(Written task) Quote exactly, and only, the lines from the one containing "Type out the text in this image." through the end of the material below. Skip pictures.

(Input data)

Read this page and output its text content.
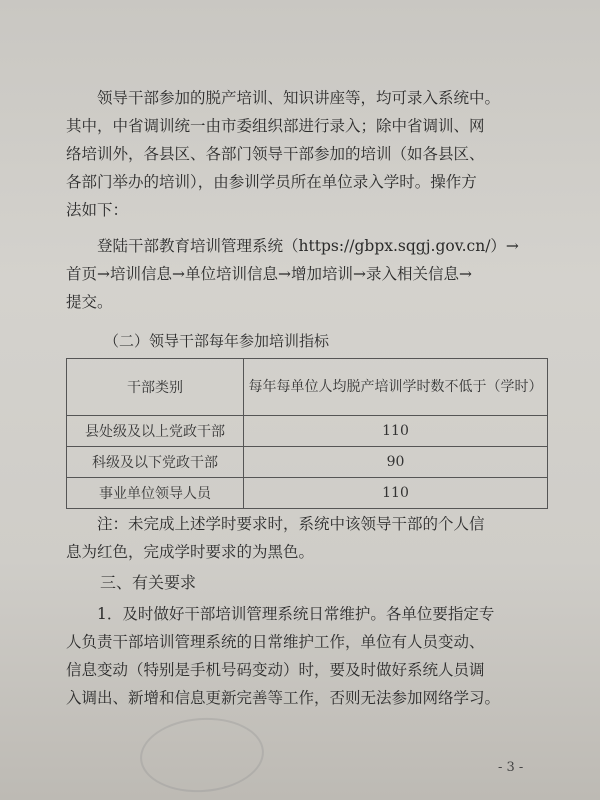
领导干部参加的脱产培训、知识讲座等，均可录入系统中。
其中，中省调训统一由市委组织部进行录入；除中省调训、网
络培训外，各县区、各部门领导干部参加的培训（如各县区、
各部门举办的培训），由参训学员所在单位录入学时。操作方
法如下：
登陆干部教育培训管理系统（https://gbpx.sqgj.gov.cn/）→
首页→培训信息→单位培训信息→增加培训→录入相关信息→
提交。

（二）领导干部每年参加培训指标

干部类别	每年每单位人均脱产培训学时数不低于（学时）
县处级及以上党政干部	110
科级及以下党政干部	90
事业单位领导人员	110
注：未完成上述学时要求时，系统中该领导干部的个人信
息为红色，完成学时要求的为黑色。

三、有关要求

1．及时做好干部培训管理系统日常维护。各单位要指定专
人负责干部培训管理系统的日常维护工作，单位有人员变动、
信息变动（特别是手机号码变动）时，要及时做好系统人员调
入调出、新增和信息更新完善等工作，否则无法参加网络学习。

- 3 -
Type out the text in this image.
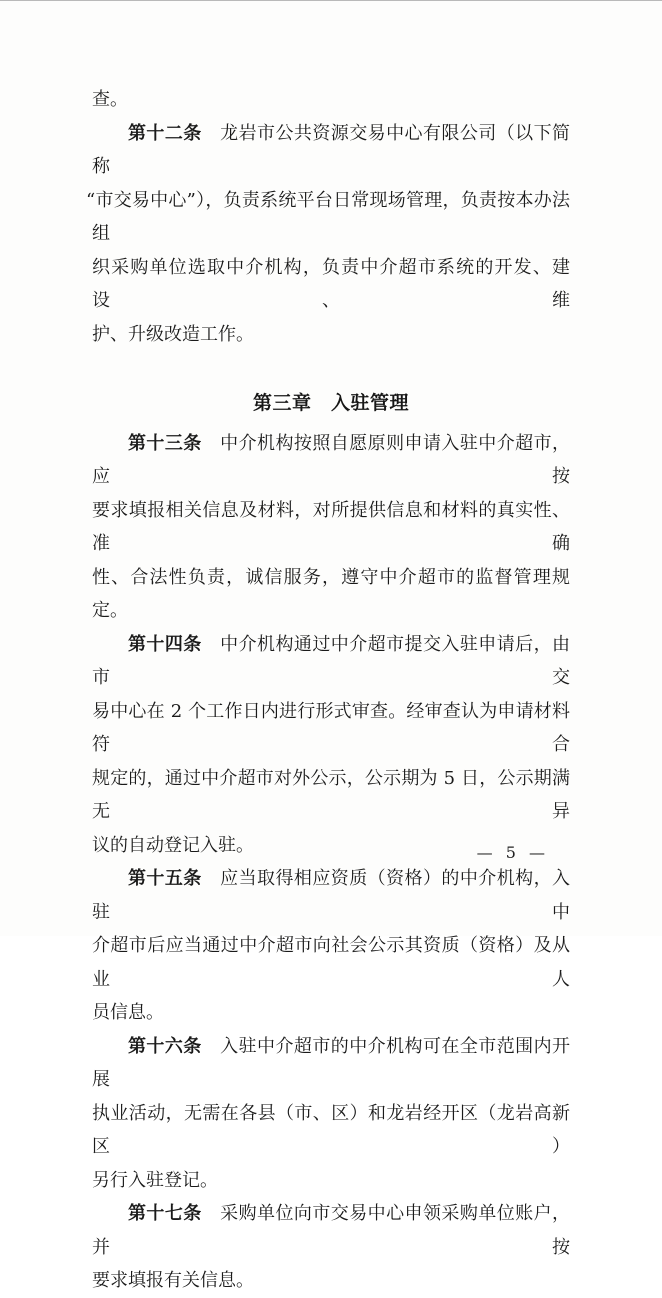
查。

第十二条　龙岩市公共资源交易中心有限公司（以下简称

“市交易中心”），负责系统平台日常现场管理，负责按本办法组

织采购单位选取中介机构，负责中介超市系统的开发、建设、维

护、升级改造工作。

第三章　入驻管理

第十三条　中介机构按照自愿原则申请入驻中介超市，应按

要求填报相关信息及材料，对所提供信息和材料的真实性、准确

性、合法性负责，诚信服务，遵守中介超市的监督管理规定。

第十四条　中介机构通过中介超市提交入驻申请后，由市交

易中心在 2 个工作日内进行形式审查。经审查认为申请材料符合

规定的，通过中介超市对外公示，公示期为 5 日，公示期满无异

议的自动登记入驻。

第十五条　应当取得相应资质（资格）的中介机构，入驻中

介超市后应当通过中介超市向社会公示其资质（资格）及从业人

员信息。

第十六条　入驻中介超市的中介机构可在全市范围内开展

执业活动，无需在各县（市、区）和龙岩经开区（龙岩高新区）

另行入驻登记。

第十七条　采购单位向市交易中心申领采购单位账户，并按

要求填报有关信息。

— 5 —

(Output for this exercise)
Type out the text in this image.
查。

第十二条　龙岩市公共资源交易中心有限公司（以下简称

“市交易中心”），负责系统平台日常现场管理，负责按本办法组

织采购单位选取中介机构，负责中介超市系统的开发、建设、维

护、升级改造工作。

第三章　入驻管理

第十三条　中介机构按照自愿原则申请入驻中介超市，应按

要求填报相关信息及材料，对所提供信息和材料的真实性、准确

性、合法性负责，诚信服务，遵守中介超市的监督管理规定。

第十四条　中介机构通过中介超市提交入驻申请后，由市交

易中心在 2 个工作日内进行形式审查。经审查认为申请材料符合

规定的，通过中介超市对外公示，公示期为 5 日，公示期满无异

议的自动登记入驻。

第十五条　应当取得相应资质（资格）的中介机构，入驻中

介超市后应当通过中介超市向社会公示其资质（资格）及从业人

员信息。

第十六条　入驻中介超市的中介机构可在全市范围内开展

执业活动，无需在各县（市、区）和龙岩经开区（龙岩高新区）

另行入驻登记。

第十七条　采购单位向市交易中心申领采购单位账户，并按

要求填报有关信息。

— 5 —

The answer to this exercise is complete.